[Collected data]
○ ○ ○ ○

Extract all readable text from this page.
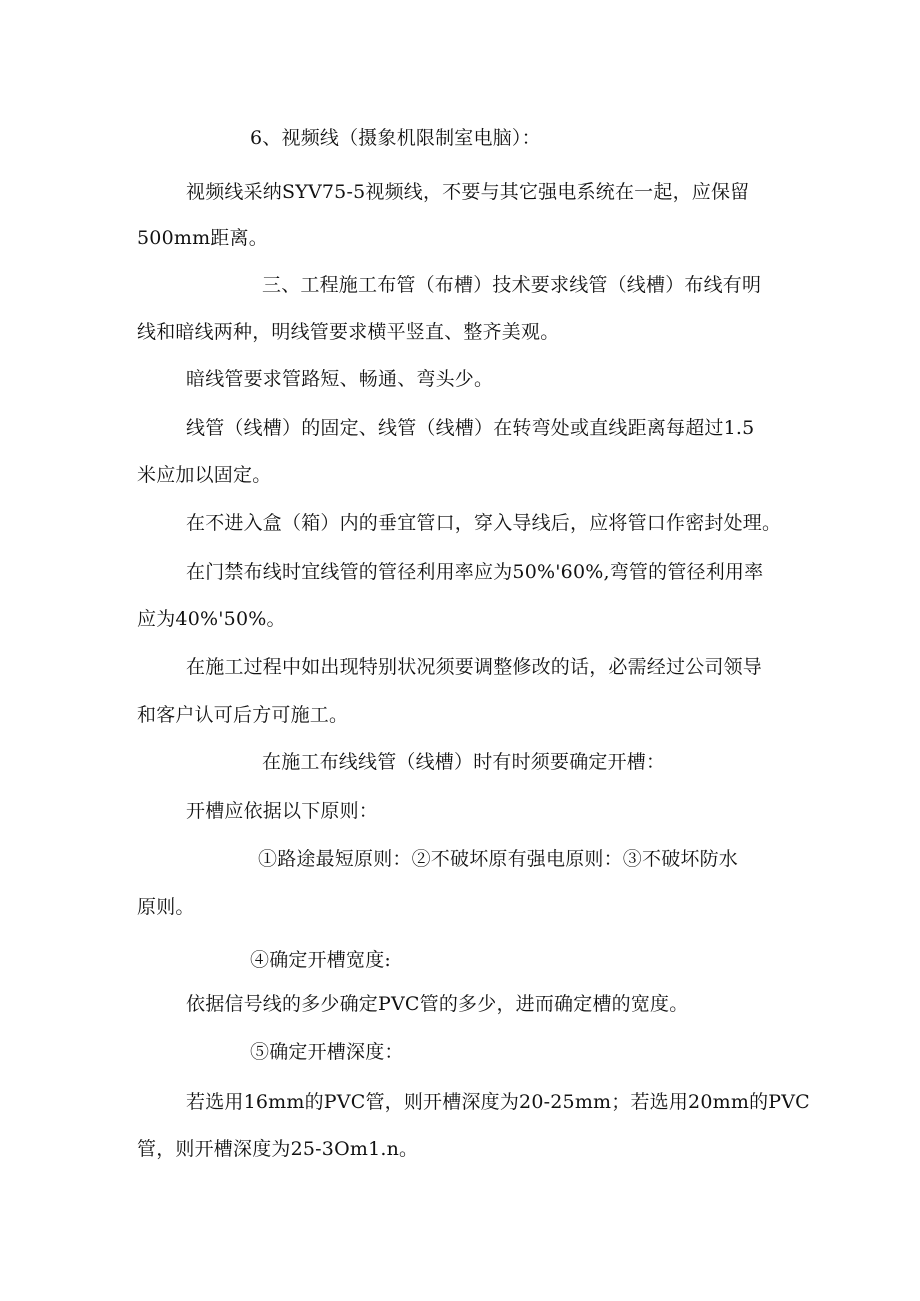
6、视频线（摄象机限制室电脑）：
视频线采纳SYV75-5视频线，不要与其它强电系统在一起，应保留
500mm距离。
三、工程施工布管（布槽）技术要求线管（线槽）布线有明
线和暗线两种，明线管要求横平竖直、整齐美观。
暗线管要求管路短、畅通、弯头少。
线管（线槽）的固定、线管（线槽）在转弯处或直线距离每超过1.5
米应加以固定。
在不进入盒（箱）内的垂宜管口，穿入导线后，应将管口作密封处理。
在门禁布线时宜线管的管径利用率应为50%'60%,弯管的管径利用率
应为40%'50%。
在施工过程中如出现特别状况须要调整修改的话，必需经过公司领导
和客户认可后方可施工。
在施工布线线管（线槽）时有时须要确定开槽：
开槽应依据以下原则：
①路途最短原则：②不破坏原有强电原则：③不破坏防水
原则。
④确定开槽宽度:
依据信号线的多少确定PVC管的多少，进而确定槽的宽度。
⑤确定开槽深度：
若选用16mm的PVC管，则开槽深度为20-25mm；若选用20mm的PVC
管，则开槽深度为25-3Om1.n。
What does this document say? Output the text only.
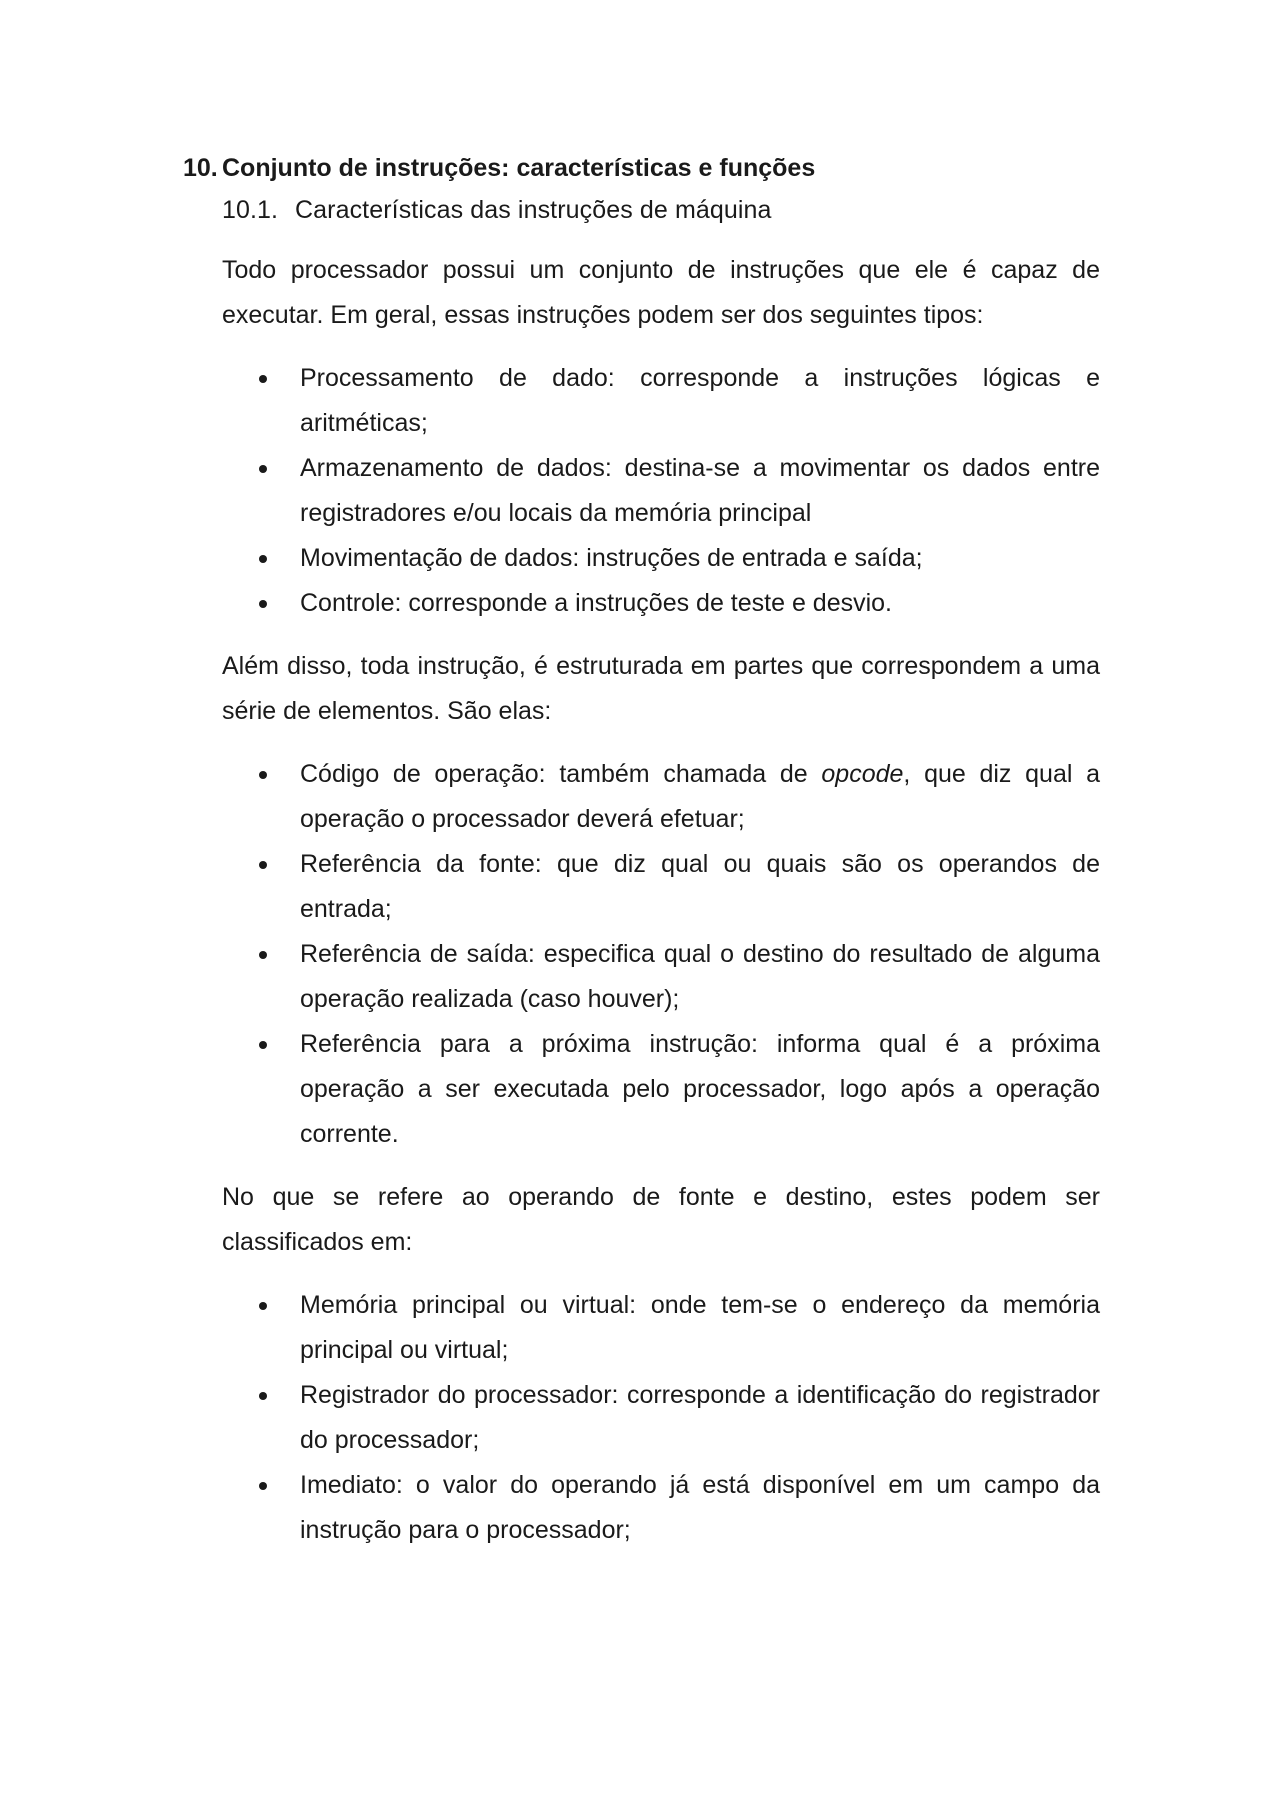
10. Conjunto de instruções: características e funções
10.1. Características das instruções de máquina

Todo processador possui um conjunto de instruções que ele é capaz de executar. Em geral, essas instruções podem ser dos seguintes tipos:

Processamento de dado: corresponde a instruções lógicas e aritméticas;
Armazenamento de dados: destina-se a movimentar os dados entre registradores e/ou locais da memória principal
Movimentação de dados: instruções de entrada e saída;
Controle: corresponde a instruções de teste e desvio.

Além disso, toda instrução, é estruturada em partes que correspondem a uma série de elementos. São elas:

Código de operação: também chamada de opcode, que diz qual a operação o processador deverá efetuar;
Referência da fonte: que diz qual ou quais são os operandos de entrada;
Referência de saída: especifica qual o destino do resultado de alguma operação realizada (caso houver);
Referência para a próxima instrução: informa qual é a próxima operação a ser executada pelo processador, logo após a operação corrente.

No que se refere ao operando de fonte e destino, estes podem ser classificados em:

Memória principal ou virtual: onde tem-se o endereço da memória principal ou virtual;
Registrador do processador: corresponde a identificação do registrador do processador;
Imediato: o valor do operando já está disponível em um campo da instrução para o processador;
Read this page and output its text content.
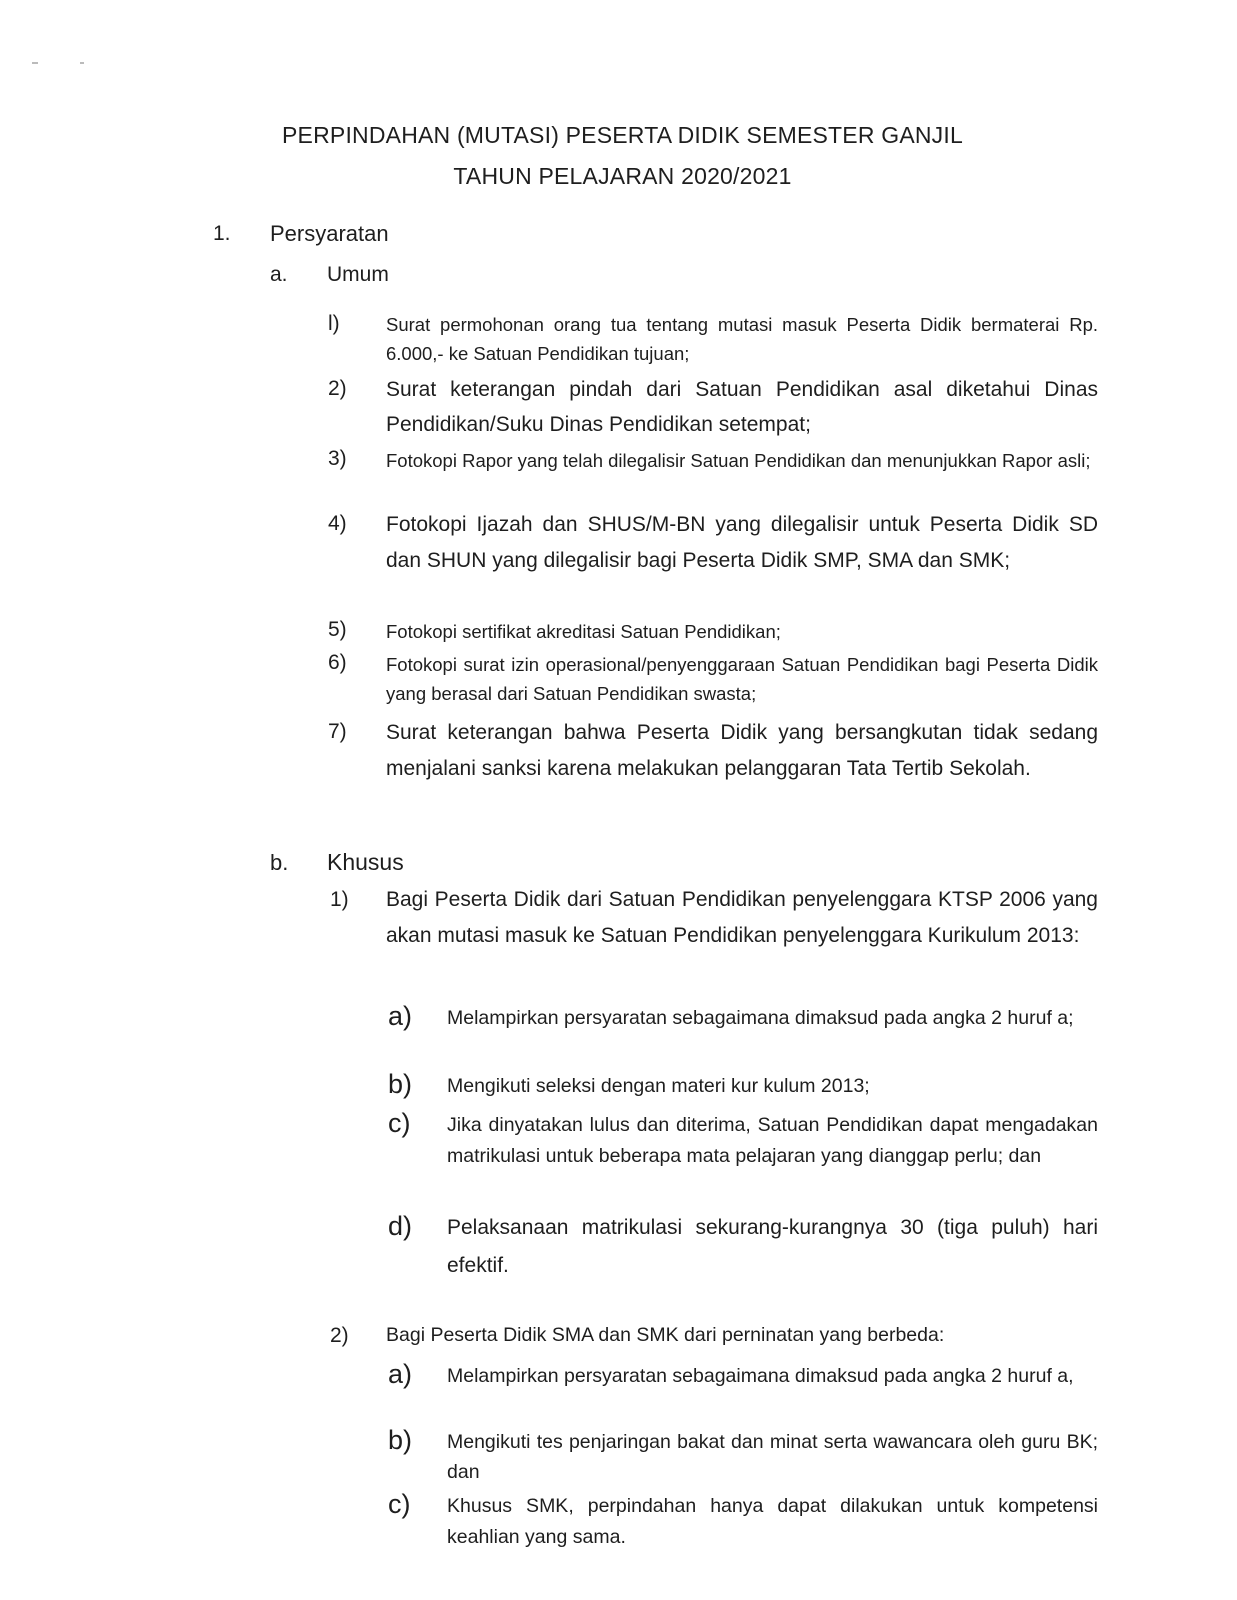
PERPINDAHAN (MUTASI) PESERTA DIDIK SEMESTER GANJIL
TAHUN PELAJARAN 2020/2021
1. Persyaratan
a. Umum
l)	Surat permohonan orang tua tentang mutasi masuk Peserta Didik bermaterai Rp. 6.000,- ke Satuan Pendidikan tujuan;
2) Surat keterangan pindah dari Satuan Pendidikan asal diketahui Dinas Pendidikan/Suku Dinas Pendidikan setempat;
3) Fotokopi Rapor yang telah dilegalisir Satuan Pendidikan dan menunjukkan Rapor asli;
4) Fotokopi Ijazah dan SHUS/M-BN yang dilegalisir untuk Peserta Didik SD dan SHUN yang dilegalisir bagi Peserta Didik SMP, SMA dan SMK;
5) Fotokopi sertifikat akreditasi Satuan Pendidikan;
6) Fotokopi surat izin operasional/penyenggaraan Satuan Pendidikan bagi Peserta Didik yang berasal dari Satuan Pendidikan swasta;
7) Surat keterangan bahwa Peserta Didik yang bersangkutan tidak sedang menjalani sanksi karena melakukan pelanggaran Tata Tertib Sekolah.
b. Khusus
1) Bagi Peserta Didik dari Satuan Pendidikan penyelenggara KTSP 2006 yang akan mutasi masuk ke Satuan Pendidikan penyelenggara Kurikulum 2013:
a) Melampirkan persyaratan sebagaimana dimaksud pada angka 2 huruf a;
b) Mengikuti seleksi dengan materi kur kulum 2013;
c) Jika dinyatakan lulus dan diterima, Satuan Pendidikan dapat mengadakan matrikulasi untuk beberapa mata pelajaran yang dianggap perlu; dan
d) Pelaksanaan matrikulasi sekurang-kurangnya 30 (tiga puluh) hari efektif.
2) Bagi Peserta Didik SMA dan SMK dari perninatan yang berbeda:
a) Melampirkan persyaratan sebagaimana dimaksud pada angka 2 huruf a,
b) Mengikuti tes penjaringan bakat dan minat serta wawancara oleh guru BK; dan
c) Khusus SMK, perpindahan hanya dapat dilakukan untuk kompetensi keahlian yang sama.
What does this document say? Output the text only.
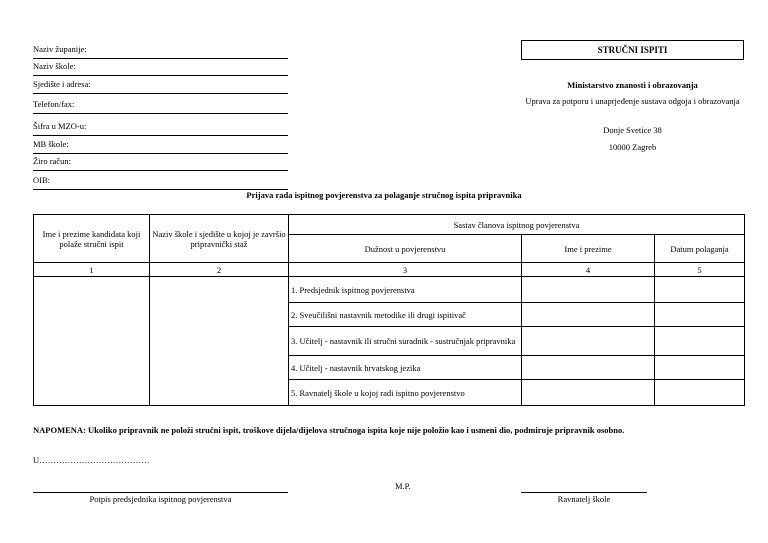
Naziv županije:
Naziv škole:
Sjedište i adresa:
Telefon/fax:
Šifra u MZO-u:
MB škole:
Žiro račun:
OIB:
STRUČNI ISPITI
Ministarstvo znanosti i obrazovanja
Uprava za potporu i unaprjeđenje sustava odgoja i obrazovanja
Donje Svetice 38
10000 Zagreb
Prijava rada ispitnog povjerenstva za polaganje stručnog ispita pripravnika
Ime i prezime kandidata koji polaže stručni ispit	Naziv škole i sjedište u kojoj je završio pripravnički staž	Sastav članova ispitnog povjerenstva		
		Dužnost u povjerenstvu	Ime i prezime	Datum polaganja
1	2	3	4	5
		1. Predsjednik ispitnog povjerenstva		
		2. Sveučilišni nastavnik metodike ili drugi ispitivač		
		3. Učitelj - nastavnik ili stručni suradnik - sustručnjak pripravnika		
		4. Učitelj - nastavnik hrvatskog jezika		
		5. Ravnatelj škole u kojoj radi ispitno povjerenstvo		
NAPOMENA: Ukoliko pripravnik ne položi stručni ispit, troškove dijela/dijelova stručnoga ispita koje nije položio kao i usmeni dio, podmiruje pripravnik osobno.
U…………………………………
M.P.
Potpis predsjednika ispitnog povjerenstva	Ravnatelj škole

○ ○ ○ ○

Instructions for the task:
Search the listing for the string "dimaksud". Copy each line where it turns up.

Finished answer:
a) Melampirkan persyaratan sebagaimana dimaksud pada angka 2 huruf a;
a) Melampirkan persyaratan sebagaimana dimaksud pada angka 2 huruf a,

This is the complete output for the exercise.